Task requirements — In the data below, locate each line with the word "类考生分数线" and list it.

(Collected data entries)
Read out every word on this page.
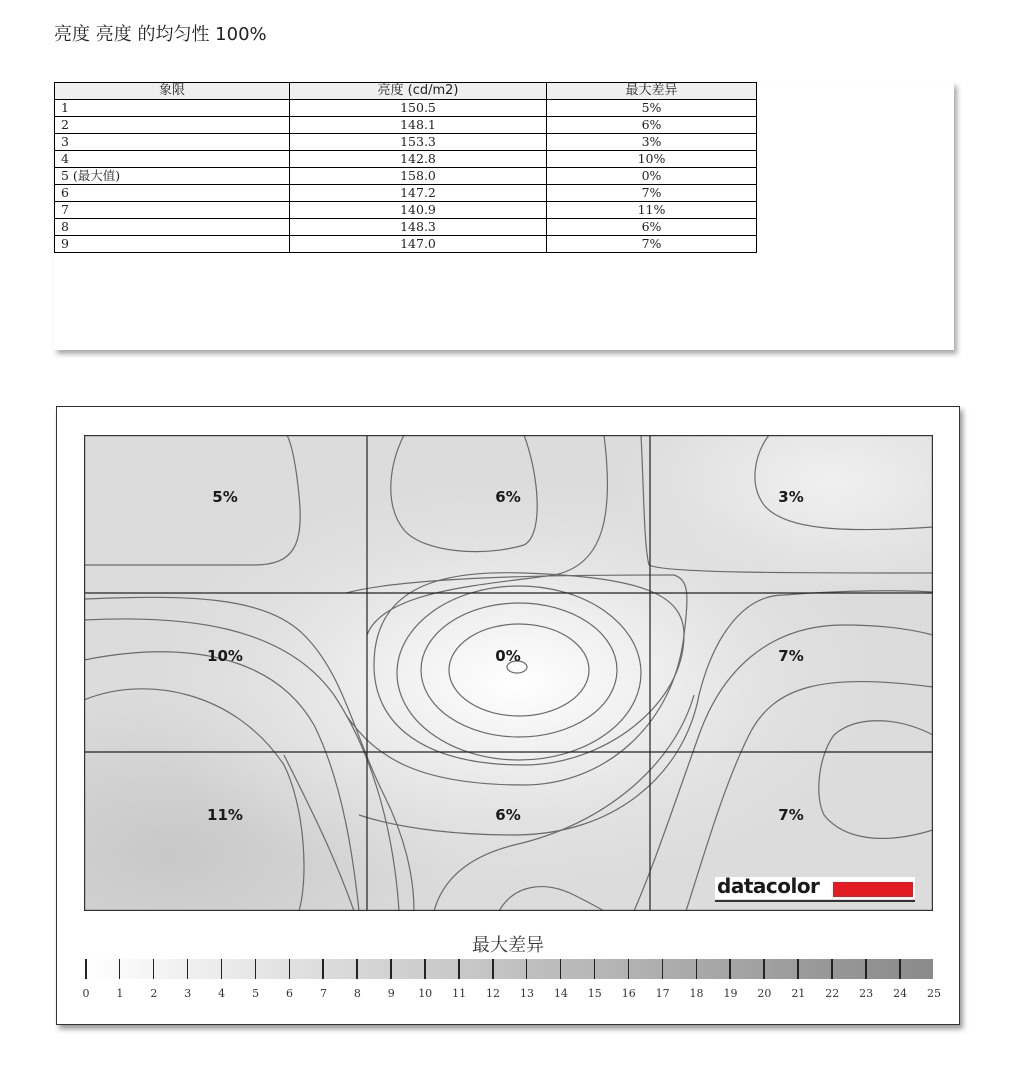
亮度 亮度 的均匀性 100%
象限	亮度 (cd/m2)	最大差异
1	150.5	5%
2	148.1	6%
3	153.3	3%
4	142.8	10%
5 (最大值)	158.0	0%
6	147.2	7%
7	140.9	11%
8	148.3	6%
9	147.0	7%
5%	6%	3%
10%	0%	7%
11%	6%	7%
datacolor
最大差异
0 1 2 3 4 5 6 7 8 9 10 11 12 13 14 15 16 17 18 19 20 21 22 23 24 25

* * *

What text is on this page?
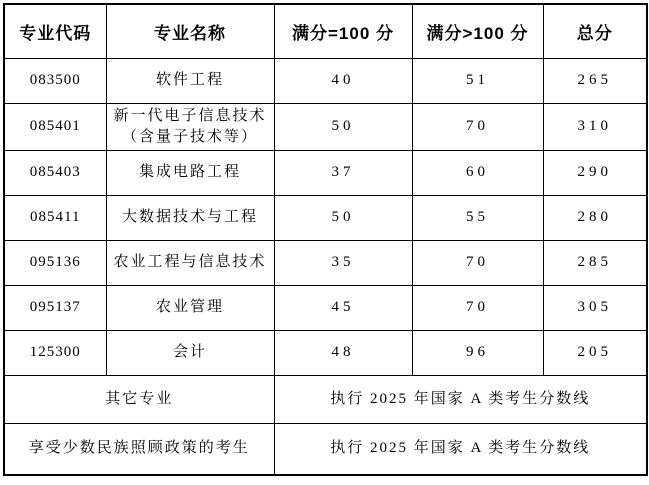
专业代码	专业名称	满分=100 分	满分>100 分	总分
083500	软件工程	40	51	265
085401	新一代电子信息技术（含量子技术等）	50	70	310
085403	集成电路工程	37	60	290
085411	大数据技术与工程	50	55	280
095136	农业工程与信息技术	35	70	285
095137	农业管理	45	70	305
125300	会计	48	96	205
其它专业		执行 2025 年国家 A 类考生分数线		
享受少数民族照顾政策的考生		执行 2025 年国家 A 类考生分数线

Written answer —
其它专业		执行 2025 年国家 A 类考生分数线		
享受少数民族照顾政策的考生		执行 2025 年国家 A 类考生分数线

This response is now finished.